Problem to work on: Beginning at the line that contains "Output a JSON" and ending at the last line of the entries, write out each line exactly; include nothing outside that span.

------------

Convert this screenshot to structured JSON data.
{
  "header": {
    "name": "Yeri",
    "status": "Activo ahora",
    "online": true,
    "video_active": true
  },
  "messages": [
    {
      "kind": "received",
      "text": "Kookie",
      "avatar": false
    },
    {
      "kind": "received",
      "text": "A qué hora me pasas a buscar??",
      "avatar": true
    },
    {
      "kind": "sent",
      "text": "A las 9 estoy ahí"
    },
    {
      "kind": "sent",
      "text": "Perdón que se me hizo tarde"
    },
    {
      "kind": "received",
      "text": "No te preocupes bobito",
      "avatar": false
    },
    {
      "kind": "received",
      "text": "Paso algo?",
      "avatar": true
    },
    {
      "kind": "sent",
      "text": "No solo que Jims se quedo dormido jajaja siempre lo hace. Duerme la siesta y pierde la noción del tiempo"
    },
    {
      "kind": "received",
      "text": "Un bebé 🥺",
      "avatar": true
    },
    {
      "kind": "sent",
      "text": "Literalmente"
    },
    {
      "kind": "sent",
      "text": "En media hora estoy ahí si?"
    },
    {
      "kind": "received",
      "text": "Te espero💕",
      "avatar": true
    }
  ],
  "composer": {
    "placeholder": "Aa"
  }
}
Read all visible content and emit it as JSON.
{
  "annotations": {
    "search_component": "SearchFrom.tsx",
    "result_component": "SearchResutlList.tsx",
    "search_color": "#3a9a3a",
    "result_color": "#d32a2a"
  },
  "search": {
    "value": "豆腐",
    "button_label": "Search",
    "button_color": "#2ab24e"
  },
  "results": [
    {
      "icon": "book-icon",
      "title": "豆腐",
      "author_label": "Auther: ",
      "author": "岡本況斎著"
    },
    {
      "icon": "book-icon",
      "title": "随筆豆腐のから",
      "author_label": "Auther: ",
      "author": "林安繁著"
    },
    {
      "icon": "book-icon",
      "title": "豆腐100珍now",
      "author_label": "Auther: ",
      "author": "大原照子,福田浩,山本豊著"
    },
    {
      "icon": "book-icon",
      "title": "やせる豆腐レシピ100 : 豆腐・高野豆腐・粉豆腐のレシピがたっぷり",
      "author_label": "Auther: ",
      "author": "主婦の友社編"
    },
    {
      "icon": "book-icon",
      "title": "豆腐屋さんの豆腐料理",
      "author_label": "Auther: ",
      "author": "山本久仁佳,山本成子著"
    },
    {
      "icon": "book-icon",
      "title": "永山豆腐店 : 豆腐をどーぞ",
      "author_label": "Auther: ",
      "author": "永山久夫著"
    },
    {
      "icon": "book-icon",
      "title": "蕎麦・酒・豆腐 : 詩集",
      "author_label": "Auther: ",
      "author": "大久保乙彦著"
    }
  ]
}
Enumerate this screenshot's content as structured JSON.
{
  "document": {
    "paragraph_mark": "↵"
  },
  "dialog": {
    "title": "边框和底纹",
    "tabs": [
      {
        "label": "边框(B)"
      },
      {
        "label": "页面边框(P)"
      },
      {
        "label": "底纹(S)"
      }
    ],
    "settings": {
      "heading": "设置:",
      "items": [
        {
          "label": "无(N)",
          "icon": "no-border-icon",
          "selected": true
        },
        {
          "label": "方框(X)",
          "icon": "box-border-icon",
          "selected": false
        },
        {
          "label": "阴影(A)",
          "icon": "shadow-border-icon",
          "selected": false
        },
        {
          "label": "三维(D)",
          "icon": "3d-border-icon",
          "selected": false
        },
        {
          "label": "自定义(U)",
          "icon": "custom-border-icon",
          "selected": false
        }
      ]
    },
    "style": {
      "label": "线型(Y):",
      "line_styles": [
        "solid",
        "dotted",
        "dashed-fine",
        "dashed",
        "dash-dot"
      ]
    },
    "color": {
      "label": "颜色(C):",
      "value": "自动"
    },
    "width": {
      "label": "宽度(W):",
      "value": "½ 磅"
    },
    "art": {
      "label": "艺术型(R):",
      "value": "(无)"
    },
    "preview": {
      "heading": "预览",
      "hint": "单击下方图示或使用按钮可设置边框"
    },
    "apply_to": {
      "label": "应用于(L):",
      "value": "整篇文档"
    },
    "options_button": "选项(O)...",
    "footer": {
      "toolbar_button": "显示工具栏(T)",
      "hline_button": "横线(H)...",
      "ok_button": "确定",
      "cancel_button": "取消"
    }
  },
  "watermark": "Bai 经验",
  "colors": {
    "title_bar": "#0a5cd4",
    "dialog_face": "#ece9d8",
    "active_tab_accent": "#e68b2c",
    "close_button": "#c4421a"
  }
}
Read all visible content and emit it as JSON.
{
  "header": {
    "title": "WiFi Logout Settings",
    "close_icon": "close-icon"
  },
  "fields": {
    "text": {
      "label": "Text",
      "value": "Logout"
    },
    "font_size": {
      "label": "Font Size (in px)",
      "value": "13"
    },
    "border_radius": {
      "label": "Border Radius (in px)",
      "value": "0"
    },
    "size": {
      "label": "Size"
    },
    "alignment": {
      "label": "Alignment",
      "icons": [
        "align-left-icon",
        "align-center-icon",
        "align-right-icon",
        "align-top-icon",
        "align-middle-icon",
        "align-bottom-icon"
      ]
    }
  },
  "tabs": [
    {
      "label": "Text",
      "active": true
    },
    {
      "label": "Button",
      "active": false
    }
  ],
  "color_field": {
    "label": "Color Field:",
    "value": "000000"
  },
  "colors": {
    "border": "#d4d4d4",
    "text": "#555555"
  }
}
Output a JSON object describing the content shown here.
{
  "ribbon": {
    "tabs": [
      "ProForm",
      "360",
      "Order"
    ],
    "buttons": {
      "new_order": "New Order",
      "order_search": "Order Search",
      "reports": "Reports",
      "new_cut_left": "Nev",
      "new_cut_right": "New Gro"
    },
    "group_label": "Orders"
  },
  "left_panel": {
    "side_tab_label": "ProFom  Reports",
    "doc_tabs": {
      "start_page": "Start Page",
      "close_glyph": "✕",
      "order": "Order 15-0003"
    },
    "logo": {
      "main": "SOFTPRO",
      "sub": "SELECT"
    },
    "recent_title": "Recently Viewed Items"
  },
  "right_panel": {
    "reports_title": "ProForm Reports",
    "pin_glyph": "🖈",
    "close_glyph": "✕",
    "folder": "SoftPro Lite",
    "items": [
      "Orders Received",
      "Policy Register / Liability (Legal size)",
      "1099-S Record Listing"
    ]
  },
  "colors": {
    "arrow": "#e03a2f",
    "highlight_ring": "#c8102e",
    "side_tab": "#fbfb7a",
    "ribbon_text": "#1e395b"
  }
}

------------

Answer:
Output a JSON object describing the content shown here.
{
  "ribbon": {
    "tabs": [
      "ProForm",
      "360",
      "Order"
    ],
    "buttons": {
      "new_order": "New Order",
      "order_search": "Order Search",
      "reports": "Reports",
      "new_cut_left": "Nev",
      "new_cut_right": "New Gro"
    },
    "group_label": "Orders"
  },
  "left_panel": {
    "side_tab_label": "ProFom  Reports",
    "doc_tabs": {
      "start_page": "Start Page",
      "close_glyph": "✕",
      "order": "Order 15-0003"
    },
    "logo": {
      "main": "SOFTPRO",
      "sub": "SELECT"
    },
    "recent_title": "Recently Viewed Items"
  },
  "right_panel": {
    "reports_title": "ProForm Reports",
    "pin_glyph": "🖈",
    "close_glyph": "✕",
    "folder": "SoftPro Lite",
    "items": [
      "Orders Received",
      "Policy Register / Liability (Legal size)",
      "1099-S Record Listing"
    ]
  },
  "colors": {
    "arrow": "#e03a2f",
    "highlight_ring": "#c8102e",
    "side_tab": "#fbfb7a",
    "ribbon_text": "#1e395b"
  }
}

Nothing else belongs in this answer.